▸ **WHAT THE EXERCISE ASKS**:
Restate the entries below verbatim.

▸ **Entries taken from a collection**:
####################
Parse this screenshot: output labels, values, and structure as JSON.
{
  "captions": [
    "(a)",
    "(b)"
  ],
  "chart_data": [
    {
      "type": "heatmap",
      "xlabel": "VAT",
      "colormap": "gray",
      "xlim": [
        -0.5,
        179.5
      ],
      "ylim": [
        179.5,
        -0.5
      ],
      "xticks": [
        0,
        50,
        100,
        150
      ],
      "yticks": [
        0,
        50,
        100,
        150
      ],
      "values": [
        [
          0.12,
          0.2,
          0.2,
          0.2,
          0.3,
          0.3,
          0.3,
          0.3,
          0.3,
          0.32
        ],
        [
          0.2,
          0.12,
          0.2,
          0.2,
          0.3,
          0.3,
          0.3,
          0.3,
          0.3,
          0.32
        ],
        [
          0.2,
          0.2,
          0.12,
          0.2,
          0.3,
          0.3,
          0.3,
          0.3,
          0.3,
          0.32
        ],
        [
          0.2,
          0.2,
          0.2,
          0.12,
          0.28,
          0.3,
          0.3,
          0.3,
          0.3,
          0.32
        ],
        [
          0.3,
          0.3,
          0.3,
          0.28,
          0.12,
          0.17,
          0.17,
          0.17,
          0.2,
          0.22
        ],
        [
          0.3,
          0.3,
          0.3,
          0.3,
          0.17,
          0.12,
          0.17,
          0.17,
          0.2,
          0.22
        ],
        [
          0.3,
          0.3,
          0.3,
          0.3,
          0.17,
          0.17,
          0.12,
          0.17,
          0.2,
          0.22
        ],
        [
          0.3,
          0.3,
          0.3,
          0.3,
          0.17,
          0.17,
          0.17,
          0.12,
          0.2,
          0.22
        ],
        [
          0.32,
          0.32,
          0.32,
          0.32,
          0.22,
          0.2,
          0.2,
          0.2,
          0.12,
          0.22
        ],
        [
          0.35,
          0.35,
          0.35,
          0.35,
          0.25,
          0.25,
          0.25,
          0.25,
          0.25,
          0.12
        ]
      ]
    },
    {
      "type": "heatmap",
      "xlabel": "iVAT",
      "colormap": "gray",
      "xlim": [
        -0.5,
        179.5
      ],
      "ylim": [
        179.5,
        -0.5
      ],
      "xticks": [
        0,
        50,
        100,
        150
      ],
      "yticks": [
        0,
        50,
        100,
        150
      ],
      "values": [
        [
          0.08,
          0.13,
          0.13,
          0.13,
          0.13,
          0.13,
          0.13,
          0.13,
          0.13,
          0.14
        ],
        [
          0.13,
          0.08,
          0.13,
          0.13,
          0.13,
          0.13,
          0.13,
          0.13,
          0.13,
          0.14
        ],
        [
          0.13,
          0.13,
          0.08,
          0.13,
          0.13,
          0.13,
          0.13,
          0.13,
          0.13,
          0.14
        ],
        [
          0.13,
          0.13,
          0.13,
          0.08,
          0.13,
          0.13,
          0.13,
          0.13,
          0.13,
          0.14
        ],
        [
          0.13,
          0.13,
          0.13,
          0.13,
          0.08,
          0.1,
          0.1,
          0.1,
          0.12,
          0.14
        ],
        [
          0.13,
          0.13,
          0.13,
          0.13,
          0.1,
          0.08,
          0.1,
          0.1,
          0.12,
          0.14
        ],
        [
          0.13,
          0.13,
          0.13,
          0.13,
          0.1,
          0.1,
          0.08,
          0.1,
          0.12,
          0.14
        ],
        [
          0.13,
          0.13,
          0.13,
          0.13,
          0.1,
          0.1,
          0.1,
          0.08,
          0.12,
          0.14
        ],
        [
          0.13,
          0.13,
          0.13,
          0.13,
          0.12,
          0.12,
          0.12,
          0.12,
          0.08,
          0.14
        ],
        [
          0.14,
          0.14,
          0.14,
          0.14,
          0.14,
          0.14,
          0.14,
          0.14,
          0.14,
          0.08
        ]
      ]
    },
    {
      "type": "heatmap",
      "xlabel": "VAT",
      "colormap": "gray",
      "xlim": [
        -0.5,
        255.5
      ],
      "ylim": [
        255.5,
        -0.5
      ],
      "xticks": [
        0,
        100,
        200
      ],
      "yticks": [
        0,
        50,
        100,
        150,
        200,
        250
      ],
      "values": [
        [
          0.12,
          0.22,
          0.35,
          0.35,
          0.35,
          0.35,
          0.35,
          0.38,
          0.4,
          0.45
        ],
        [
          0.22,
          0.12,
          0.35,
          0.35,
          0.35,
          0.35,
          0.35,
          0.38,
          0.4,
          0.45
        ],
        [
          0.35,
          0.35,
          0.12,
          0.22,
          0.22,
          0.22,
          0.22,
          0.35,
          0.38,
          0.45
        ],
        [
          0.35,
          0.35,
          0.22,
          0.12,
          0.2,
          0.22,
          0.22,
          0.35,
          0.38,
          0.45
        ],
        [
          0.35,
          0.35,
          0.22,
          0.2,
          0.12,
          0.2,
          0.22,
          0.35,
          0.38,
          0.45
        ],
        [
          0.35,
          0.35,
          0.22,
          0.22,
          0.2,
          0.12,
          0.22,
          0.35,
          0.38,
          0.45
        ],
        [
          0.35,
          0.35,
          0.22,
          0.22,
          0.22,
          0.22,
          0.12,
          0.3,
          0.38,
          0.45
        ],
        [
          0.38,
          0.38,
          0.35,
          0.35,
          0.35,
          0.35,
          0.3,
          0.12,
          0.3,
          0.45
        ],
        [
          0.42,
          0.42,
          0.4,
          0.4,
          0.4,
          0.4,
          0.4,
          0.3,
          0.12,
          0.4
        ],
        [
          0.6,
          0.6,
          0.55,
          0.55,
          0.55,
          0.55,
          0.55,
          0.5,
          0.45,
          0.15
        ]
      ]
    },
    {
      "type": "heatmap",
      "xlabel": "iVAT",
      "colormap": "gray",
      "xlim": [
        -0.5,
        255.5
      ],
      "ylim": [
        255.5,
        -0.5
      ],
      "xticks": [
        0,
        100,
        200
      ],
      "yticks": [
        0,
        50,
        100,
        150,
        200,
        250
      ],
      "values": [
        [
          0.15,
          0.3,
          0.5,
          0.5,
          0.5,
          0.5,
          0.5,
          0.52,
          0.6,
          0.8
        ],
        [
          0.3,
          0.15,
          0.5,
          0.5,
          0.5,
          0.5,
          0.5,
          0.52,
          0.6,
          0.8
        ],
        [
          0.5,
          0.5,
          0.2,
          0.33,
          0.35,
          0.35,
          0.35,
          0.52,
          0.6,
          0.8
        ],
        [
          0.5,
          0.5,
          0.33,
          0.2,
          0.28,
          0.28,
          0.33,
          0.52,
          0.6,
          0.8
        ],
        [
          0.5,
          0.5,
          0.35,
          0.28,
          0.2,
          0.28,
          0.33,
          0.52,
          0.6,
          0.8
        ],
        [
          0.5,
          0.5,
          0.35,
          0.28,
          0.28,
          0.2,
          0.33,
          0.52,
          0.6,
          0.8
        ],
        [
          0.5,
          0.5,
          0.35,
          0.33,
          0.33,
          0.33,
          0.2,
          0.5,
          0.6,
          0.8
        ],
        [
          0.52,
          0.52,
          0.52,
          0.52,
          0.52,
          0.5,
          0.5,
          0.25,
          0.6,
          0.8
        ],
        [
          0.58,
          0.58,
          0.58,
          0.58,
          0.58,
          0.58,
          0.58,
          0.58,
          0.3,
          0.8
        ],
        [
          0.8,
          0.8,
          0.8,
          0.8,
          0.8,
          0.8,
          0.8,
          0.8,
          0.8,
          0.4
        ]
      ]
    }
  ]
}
####################
▸ **RESPONSE FOR THIS EXERCISE**:
Parse this screenshot: output labels, values, and structure as JSON.
{
  "captions": [
    "(a)",
    "(b)"
  ],
  "chart_data": [
    {
      "type": "heatmap",
      "xlabel": "VAT",
      "colormap": "gray",
      "xlim": [
        -0.5,
        179.5
      ],
      "ylim": [
        179.5,
        -0.5
      ],
      "xticks": [
        0,
        50,
        100,
        150
      ],
      "yticks": [
        0,
        50,
        100,
        150
      ],
      "values": [
        [
          0.12,
          0.2,
          0.2,
          0.2,
          0.3,
          0.3,
          0.3,
          0.3,
          0.3,
          0.32
        ],
        [
          0.2,
          0.12,
          0.2,
          0.2,
          0.3,
          0.3,
          0.3,
          0.3,
          0.3,
          0.32
        ],
        [
          0.2,
          0.2,
          0.12,
          0.2,
          0.3,
          0.3,
          0.3,
          0.3,
          0.3,
          0.32
        ],
        [
          0.2,
          0.2,
          0.2,
          0.12,
          0.28,
          0.3,
          0.3,
          0.3,
          0.3,
          0.32
        ],
        [
          0.3,
          0.3,
          0.3,
          0.28,
          0.12,
          0.17,
          0.17,
          0.17,
          0.2,
          0.22
        ],
        [
          0.3,
          0.3,
          0.3,
          0.3,
          0.17,
          0.12,
          0.17,
          0.17,
          0.2,
          0.22
        ],
        [
          0.3,
          0.3,
          0.3,
          0.3,
          0.17,
          0.17,
          0.12,
          0.17,
          0.2,
          0.22
        ],
        [
          0.3,
          0.3,
          0.3,
          0.3,
          0.17,
          0.17,
          0.17,
          0.12,
          0.2,
          0.22
        ],
        [
          0.32,
          0.32,
          0.32,
          0.32,
          0.22,
          0.2,
          0.2,
          0.2,
          0.12,
          0.22
        ],
        [
          0.35,
          0.35,
          0.35,
          0.35,
          0.25,
          0.25,
          0.25,
          0.25,
          0.25,
          0.12
        ]
      ]
    },
    {
      "type": "heatmap",
      "xlabel": "iVAT",
      "colormap": "gray",
      "xlim": [
        -0.5,
        179.5
      ],
      "ylim": [
        179.5,
        -0.5
      ],
      "xticks": [
        0,
        50,
        100,
        150
      ],
      "yticks": [
        0,
        50,
        100,
        150
      ],
      "values": [
        [
          0.08,
          0.13,
          0.13,
          0.13,
          0.13,
          0.13,
          0.13,
          0.13,
          0.13,
          0.14
        ],
        [
          0.13,
          0.08,
          0.13,
          0.13,
          0.13,
          0.13,
          0.13,
          0.13,
          0.13,
          0.14
        ],
        [
          0.13,
          0.13,
          0.08,
          0.13,
          0.13,
          0.13,
          0.13,
          0.13,
          0.13,
          0.14
        ],
        [
          0.13,
          0.13,
          0.13,
          0.08,
          0.13,
          0.13,
          0.13,
          0.13,
          0.13,
          0.14
        ],
        [
          0.13,
          0.13,
          0.13,
          0.13,
          0.08,
          0.1,
          0.1,
          0.1,
          0.12,
          0.14
        ],
        [
          0.13,
          0.13,
          0.13,
          0.13,
          0.1,
          0.08,
          0.1,
          0.1,
          0.12,
          0.14
        ],
        [
          0.13,
          0.13,
          0.13,
          0.13,
          0.1,
          0.1,
          0.08,
          0.1,
          0.12,
          0.14
        ],
        [
          0.13,
          0.13,
          0.13,
          0.13,
          0.1,
          0.1,
          0.1,
          0.08,
          0.12,
          0.14
        ],
        [
          0.13,
          0.13,
          0.13,
          0.13,
          0.12,
          0.12,
          0.12,
          0.12,
          0.08,
          0.14
        ],
        [
          0.14,
          0.14,
          0.14,
          0.14,
          0.14,
          0.14,
          0.14,
          0.14,
          0.14,
          0.08
        ]
      ]
    },
    {
      "type": "heatmap",
      "xlabel": "VAT",
      "colormap": "gray",
      "xlim": [
        -0.5,
        255.5
      ],
      "ylim": [
        255.5,
        -0.5
      ],
      "xticks": [
        0,
        100,
        200
      ],
      "yticks": [
        0,
        50,
        100,
        150,
        200,
        250
      ],
      "values": [
        [
          0.12,
          0.22,
          0.35,
          0.35,
          0.35,
          0.35,
          0.35,
          0.38,
          0.4,
          0.45
        ],
        [
          0.22,
          0.12,
          0.35,
          0.35,
          0.35,
          0.35,
          0.35,
          0.38,
          0.4,
          0.45
        ],
        [
          0.35,
          0.35,
          0.12,
          0.22,
          0.22,
          0.22,
          0.22,
          0.35,
          0.38,
          0.45
        ],
        [
          0.35,
          0.35,
          0.22,
          0.12,
          0.2,
          0.22,
          0.22,
          0.35,
          0.38,
          0.45
        ],
        [
          0.35,
          0.35,
          0.22,
          0.2,
          0.12,
          0.2,
          0.22,
          0.35,
          0.38,
          0.45
        ],
        [
          0.35,
          0.35,
          0.22,
          0.22,
          0.2,
          0.12,
          0.22,
          0.35,
          0.38,
          0.45
        ],
        [
          0.35,
          0.35,
          0.22,
          0.22,
          0.22,
          0.22,
          0.12,
          0.3,
          0.38,
          0.45
        ],
        [
          0.38,
          0.38,
          0.35,
          0.35,
          0.35,
          0.35,
          0.3,
          0.12,
          0.3,
          0.45
        ],
        [
          0.42,
          0.42,
          0.4,
          0.4,
          0.4,
          0.4,
          0.4,
          0.3,
          0.12,
          0.4
        ],
        [
          0.6,
          0.6,
          0.55,
          0.55,
          0.55,
          0.55,
          0.55,
          0.5,
          0.45,
          0.15
        ]
      ]
    },
    {
      "type": "heatmap",
      "xlabel": "iVAT",
      "colormap": "gray",
      "xlim": [
        -0.5,
        255.5
      ],
      "ylim": [
        255.5,
        -0.5
      ],
      "xticks": [
        0,
        100,
        200
      ],
      "yticks": [
        0,
        50,
        100,
        150,
        200,
        250
      ],
      "values": [
        [
          0.15,
          0.3,
          0.5,
          0.5,
          0.5,
          0.5,
          0.5,
          0.52,
          0.6,
          0.8
        ],
        [
          0.3,
          0.15,
          0.5,
          0.5,
          0.5,
          0.5,
          0.5,
          0.52,
          0.6,
          0.8
        ],
        [
          0.5,
          0.5,
          0.2,
          0.33,
          0.35,
          0.35,
          0.35,
          0.52,
          0.6,
          0.8
        ],
        [
          0.5,
          0.5,
          0.33,
          0.2,
          0.28,
          0.28,
          0.33,
          0.52,
          0.6,
          0.8
        ],
        [
          0.5,
          0.5,
          0.35,
          0.28,
          0.2,
          0.28,
          0.33,
          0.52,
          0.6,
          0.8
        ],
        [
          0.5,
          0.5,
          0.35,
          0.28,
          0.28,
          0.2,
          0.33,
          0.52,
          0.6,
          0.8
        ],
        [
          0.5,
          0.5,
          0.35,
          0.33,
          0.33,
          0.33,
          0.2,
          0.5,
          0.6,
          0.8
        ],
        [
          0.52,
          0.52,
          0.52,
          0.52,
          0.52,
          0.5,
          0.5,
          0.25,
          0.6,
          0.8
        ],
        [
          0.58,
          0.58,
          0.58,
          0.58,
          0.58,
          0.58,
          0.58,
          0.58,
          0.3,
          0.8
        ],
        [
          0.8,
          0.8,
          0.8,
          0.8,
          0.8,
          0.8,
          0.8,
          0.8,
          0.8,
          0.4
        ]
      ]
    }
  ]
}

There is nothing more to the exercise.